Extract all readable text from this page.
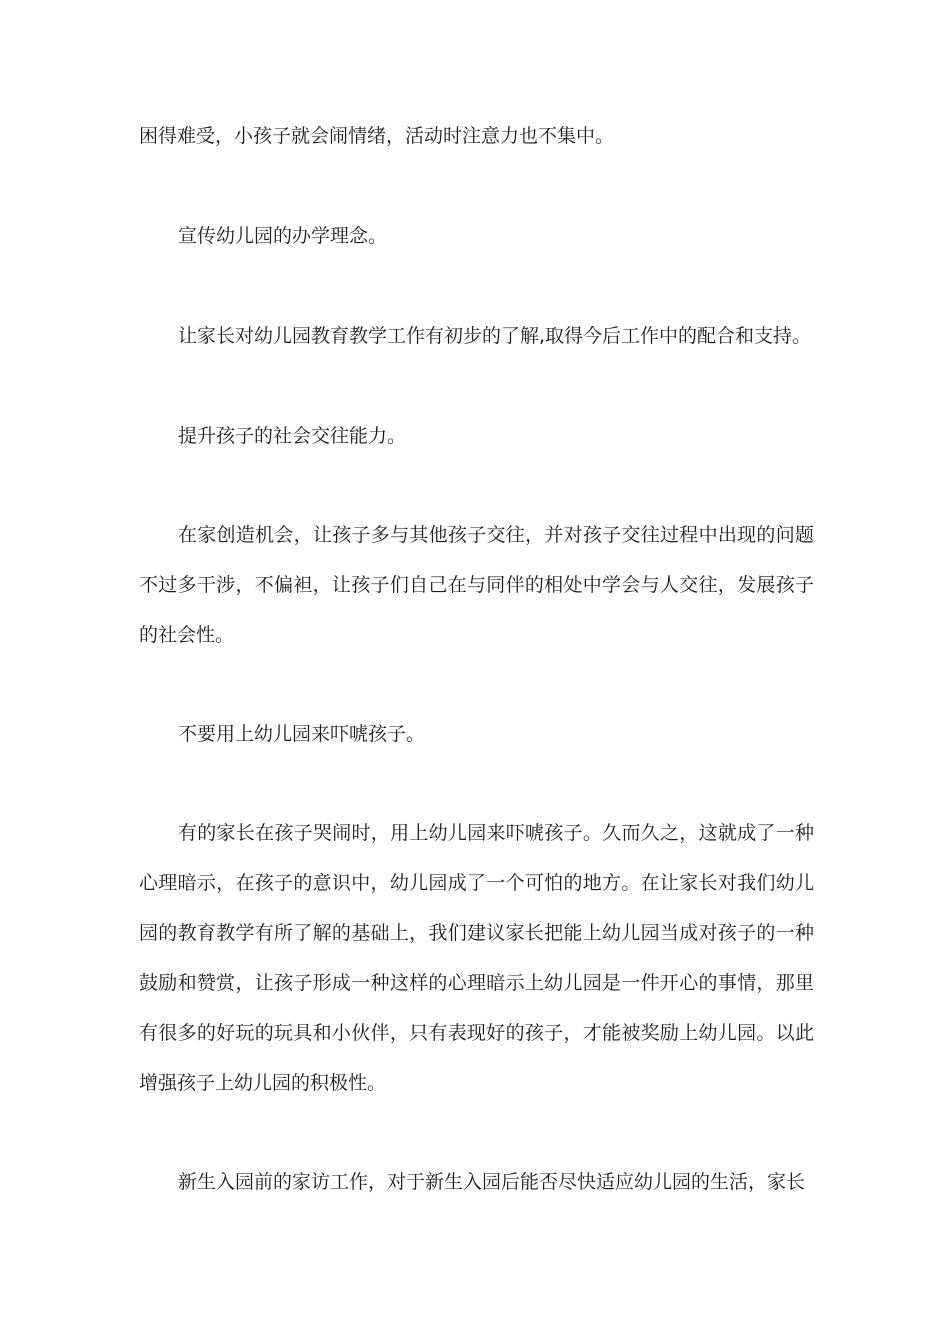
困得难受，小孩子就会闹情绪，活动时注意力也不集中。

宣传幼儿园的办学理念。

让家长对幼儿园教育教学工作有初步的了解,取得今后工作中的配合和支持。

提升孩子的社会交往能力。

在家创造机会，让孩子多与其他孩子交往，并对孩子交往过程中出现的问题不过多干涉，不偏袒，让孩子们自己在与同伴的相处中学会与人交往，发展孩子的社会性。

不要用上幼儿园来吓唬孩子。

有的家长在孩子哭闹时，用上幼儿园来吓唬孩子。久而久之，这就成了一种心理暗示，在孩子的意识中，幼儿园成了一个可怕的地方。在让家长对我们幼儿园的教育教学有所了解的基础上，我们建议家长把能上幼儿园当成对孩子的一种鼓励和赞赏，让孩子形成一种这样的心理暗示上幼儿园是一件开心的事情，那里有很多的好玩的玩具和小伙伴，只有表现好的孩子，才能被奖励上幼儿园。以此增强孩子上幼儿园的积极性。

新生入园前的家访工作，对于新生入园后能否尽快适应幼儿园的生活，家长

## [STATED PROBLEM]
Write out the full set of lines verbatim, without the pictures.

## [ANSWER TO THIS PROBLEM]
Extract all readable text from this page.
困得难受，小孩子就会闹情绪，活动时注意力也不集中。

宣传幼儿园的办学理念。

让家长对幼儿园教育教学工作有初步的了解,取得今后工作中的配合和支持。

提升孩子的社会交往能力。

在家创造机会，让孩子多与其他孩子交往，并对孩子交往过程中出现的问题不过多干涉，不偏袒，让孩子们自己在与同伴的相处中学会与人交往，发展孩子的社会性。

不要用上幼儿园来吓唬孩子。

有的家长在孩子哭闹时，用上幼儿园来吓唬孩子。久而久之，这就成了一种心理暗示，在孩子的意识中，幼儿园成了一个可怕的地方。在让家长对我们幼儿园的教育教学有所了解的基础上，我们建议家长把能上幼儿园当成对孩子的一种鼓励和赞赏，让孩子形成一种这样的心理暗示上幼儿园是一件开心的事情，那里有很多的好玩的玩具和小伙伴，只有表现好的孩子，才能被奖励上幼儿园。以此增强孩子上幼儿园的积极性。

新生入园前的家访工作，对于新生入园后能否尽快适应幼儿园的生活，家长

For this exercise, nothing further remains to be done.